[Dataset entries]
________________________

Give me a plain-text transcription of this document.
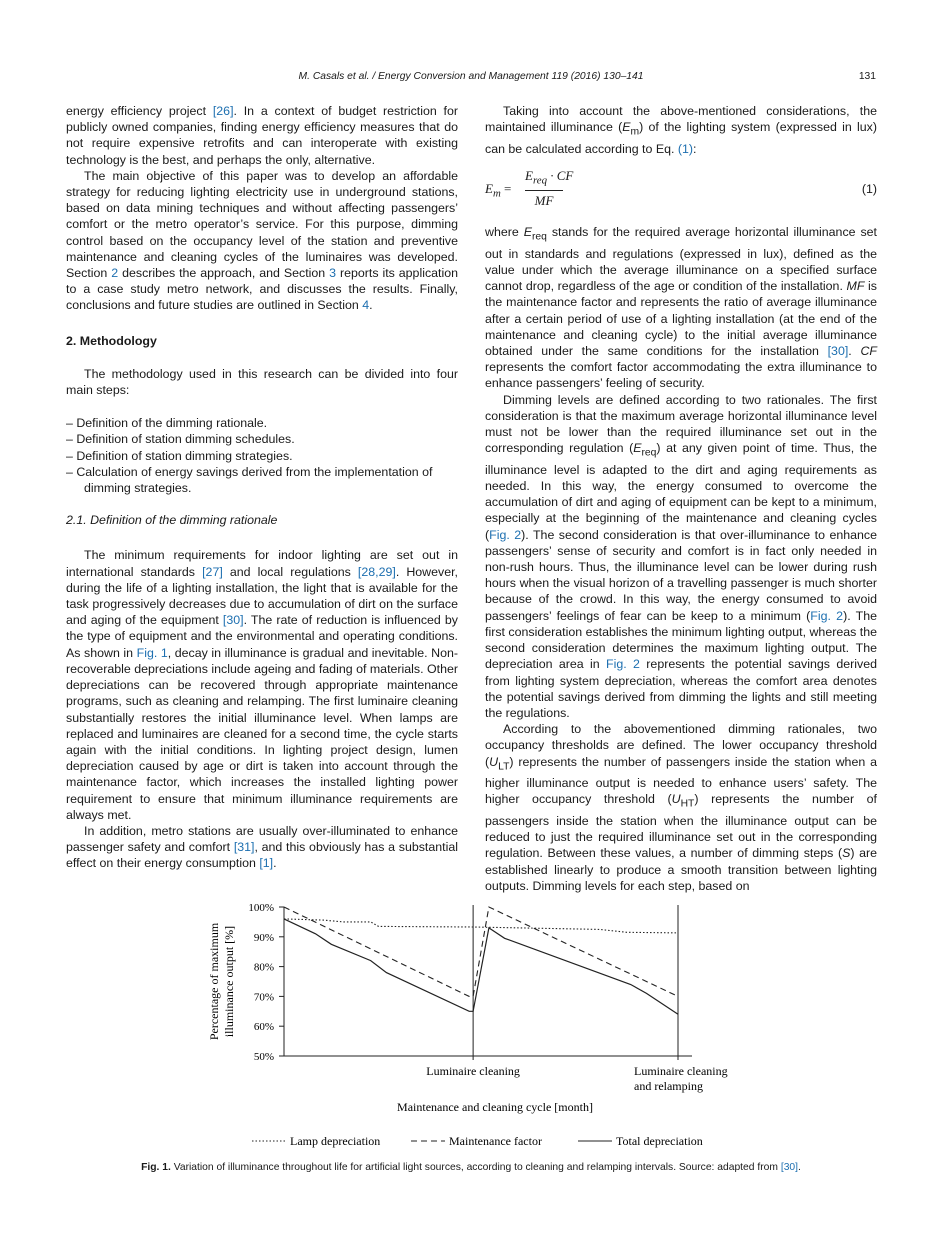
M. Casals et al. / Energy Conversion and Management 119 (2016) 130–141	131

energy efficiency project [26]. In a context of budget restriction for publicly owned companies, finding energy efficiency measures that do not require expensive retrofits and can interoperate with existing technology is the best, and perhaps the only, alternative.

The main objective of this paper was to develop an affordable strategy for reducing lighting electricity use in underground stations, based on data mining techniques and without affecting passengers’ comfort or the metro operator’s service. For this purpose, dimming control based on the occupancy level of the station and preventive maintenance and cleaning cycles of the luminaires was developed. Section 2 describes the approach, and Section 3 reports its application to a case study metro network, and discusses the results. Finally, conclusions and future studies are outlined in Section 4.

2. Methodology

The methodology used in this research can be divided into four main steps:

– Definition of the dimming rationale.
– Definition of station dimming schedules.
– Definition of station dimming strategies.
– Calculation of energy savings derived from the implementation of dimming strategies.

2.1. Definition of the dimming rationale

The minimum requirements for indoor lighting are set out in international standards [27] and local regulations [28,29]. However, during the life of a lighting installation, the light that is available for the task progressively decreases due to accumulation of dirt on the surface and aging of the equipment [30]. The rate of reduction is influenced by the type of equipment and the environmental and operating conditions. As shown in Fig. 1, decay in illuminance is gradual and inevitable. Non-recoverable depreciations include ageing and fading of materials. Other depreciations can be recovered through appropriate maintenance programs, such as cleaning and relamping. The first luminaire cleaning substantially restores the initial illuminance level. When lamps are replaced and luminaires are cleaned for a second time, the cycle starts again with the initial conditions. In lighting project design, lumen depreciation caused by age or dirt is taken into account through the maintenance factor, which increases the installed lighting power requirement to ensure that minimum illuminance requirements are always met.

In addition, metro stations are usually over-illuminated to enhance passenger safety and comfort [31], and this obviously has a substantial effect on their energy consumption [1].

Taking into account the above-mentioned considerations, the maintained illuminance $(E_m)$ of the lighting system (expressed in lux) can be calculated according to Eq. (1):

$E_m$ =
$E_{req}$ · CF
MF
(1)

where $E_{req}$ stands for the required average horizontal illuminance set out in standards and regulations (expressed in lux), defined as the value under which the average illuminance on a specified surface cannot drop, regardless of the age or condition of the installation. MF is the maintenance factor and represents the ratio of average illuminance after a certain period of use of a lighting installation (at the end of the maintenance and cleaning cycle) to the initial average illuminance obtained under the same conditions for the installation [30]. CF represents the comfort factor accommodating the extra illuminance to enhance passengers’ feeling of security.

Dimming levels are defined according to two rationales. The first consideration is that the maximum average horizontal illuminance level must not be lower than the required illuminance set out in the corresponding regulation $(E_{req})$ at any given point of time. Thus, the illuminance level is adapted to the dirt and aging requirements as needed. In this way, the energy consumed to overcome the accumulation of dirt and aging of equipment can be kept to a minimum, especially at the beginning of the maintenance and cleaning cycles (Fig. 2). The second consideration is that over-illuminance to enhance passengers’ sense of security and comfort is in fact only needed in non-rush hours. Thus, the illuminance level can be lower during rush hours when the visual horizon of a travelling passenger is much shorter because of the crowd. In this way, the energy consumed to avoid passengers’ feelings of fear can be keep to a minimum (Fig. 2). The first consideration establishes the minimum lighting output, whereas the second consideration determines the maximum lighting output. The depreciation area in Fig. 2 represents the potential savings derived from lighting system depreciation, whereas the comfort area denotes the potential savings derived from dimming the lights and still meeting the regulations.

According to the abovementioned dimming rationales, two occupancy thresholds are defined. The lower occupancy threshold $(U_{LT})$ represents the number of passengers inside the station when a higher illuminance output is needed to enhance users’ safety. The higher occupancy threshold $(U_{HT})$ represents the number of passengers inside the station when the illuminance output can be reduced to just the required illuminance set out in the corresponding regulation. Between these values, a number of dimming steps (S) are established linearly to produce a smooth transition between lighting outputs. Dimming levels for each step, based on

50%
60%
70%
80%
90%
100%
Luminaire cleaning	Luminaire cleaning
and relamping
Percentage of maximum illuminance output [%]
Maintenance and cleaning cycle [month]
Lamp depreciation	Maintenance factor	Total depreciation
Fig. 1. Variation of illuminance throughout life for artificial light sources, according to cleaning and relamping intervals. Source: adapted from [30].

________________________

> _Task to carry out_: Set every line down exactly as written, leaving each picture out.

> _Problem solution_:
Give me a plain-text transcription of this document.
M. Casals et al. / Energy Conversion and Management 119 (2016) 130–141	131

energy efficiency project [26]. In a context of budget restriction for publicly owned companies, finding energy efficiency measures that do not require expensive retrofits and can interoperate with existing technology is the best, and perhaps the only, alternative.

The main objective of this paper was to develop an affordable strategy for reducing lighting electricity use in underground stations, based on data mining techniques and without affecting passengers’ comfort or the metro operator’s service. For this purpose, dimming control based on the occupancy level of the station and preventive maintenance and cleaning cycles of the luminaires was developed. Section 2 describes the approach, and Section 3 reports its application to a case study metro network, and discusses the results. Finally, conclusions and future studies are outlined in Section 4.

2. Methodology

The methodology used in this research can be divided into four main steps:

– Definition of the dimming rationale.
– Definition of station dimming schedules.
– Definition of station dimming strategies.
– Calculation of energy savings derived from the implementation of dimming strategies.

2.1. Definition of the dimming rationale

The minimum requirements for indoor lighting are set out in international standards [27] and local regulations [28,29]. However, during the life of a lighting installation, the light that is available for the task progressively decreases due to accumulation of dirt on the surface and aging of the equipment [30]. The rate of reduction is influenced by the type of equipment and the environmental and operating conditions. As shown in Fig. 1, decay in illuminance is gradual and inevitable. Non-recoverable depreciations include ageing and fading of materials. Other depreciations can be recovered through appropriate maintenance programs, such as cleaning and relamping. The first luminaire cleaning substantially restores the initial illuminance level. When lamps are replaced and luminaires are cleaned for a second time, the cycle starts again with the initial conditions. In lighting project design, lumen depreciation caused by age or dirt is taken into account through the maintenance factor, which increases the installed lighting power requirement to ensure that minimum illuminance requirements are always met.

In addition, metro stations are usually over-illuminated to enhance passenger safety and comfort [31], and this obviously has a substantial effect on their energy consumption [1].

Taking into account the above-mentioned considerations, the maintained illuminance $(E_m)$ of the lighting system (expressed in lux) can be calculated according to Eq. (1):

$E_m$ =
$E_{req}$ · CF
MF
(1)

where $E_{req}$ stands for the required average horizontal illuminance set out in standards and regulations (expressed in lux), defined as the value under which the average illuminance on a specified surface cannot drop, regardless of the age or condition of the installation. MF is the maintenance factor and represents the ratio of average illuminance after a certain period of use of a lighting installation (at the end of the maintenance and cleaning cycle) to the initial average illuminance obtained under the same conditions for the installation [30]. CF represents the comfort factor accommodating the extra illuminance to enhance passengers’ feeling of security.

Dimming levels are defined according to two rationales. The first consideration is that the maximum average horizontal illuminance level must not be lower than the required illuminance set out in the corresponding regulation $(E_{req})$ at any given point of time. Thus, the illuminance level is adapted to the dirt and aging requirements as needed. In this way, the energy consumed to overcome the accumulation of dirt and aging of equipment can be kept to a minimum, especially at the beginning of the maintenance and cleaning cycles (Fig. 2). The second consideration is that over-illuminance to enhance passengers’ sense of security and comfort is in fact only needed in non-rush hours. Thus, the illuminance level can be lower during rush hours when the visual horizon of a travelling passenger is much shorter because of the crowd. In this way, the energy consumed to avoid passengers’ feelings of fear can be keep to a minimum (Fig. 2). The first consideration establishes the minimum lighting output, whereas the second consideration determines the maximum lighting output. The depreciation area in Fig. 2 represents the potential savings derived from lighting system depreciation, whereas the comfort area denotes the potential savings derived from dimming the lights and still meeting the regulations.

According to the abovementioned dimming rationales, two occupancy thresholds are defined. The lower occupancy threshold $(U_{LT})$ represents the number of passengers inside the station when a higher illuminance output is needed to enhance users’ safety. The higher occupancy threshold $(U_{HT})$ represents the number of passengers inside the station when the illuminance output can be reduced to just the required illuminance set out in the corresponding regulation. Between these values, a number of dimming steps (S) are established linearly to produce a smooth transition between lighting outputs. Dimming levels for each step, based on

50%
60%
70%
80%
90%
100%
Luminaire cleaning	Luminaire cleaning
and relamping
Percentage of maximum illuminance output [%]
Maintenance and cleaning cycle [month]
Lamp depreciation	Maintenance factor	Total depreciation
Fig. 1. Variation of illuminance throughout life for artificial light sources, according to cleaning and relamping intervals. Source: adapted from [30].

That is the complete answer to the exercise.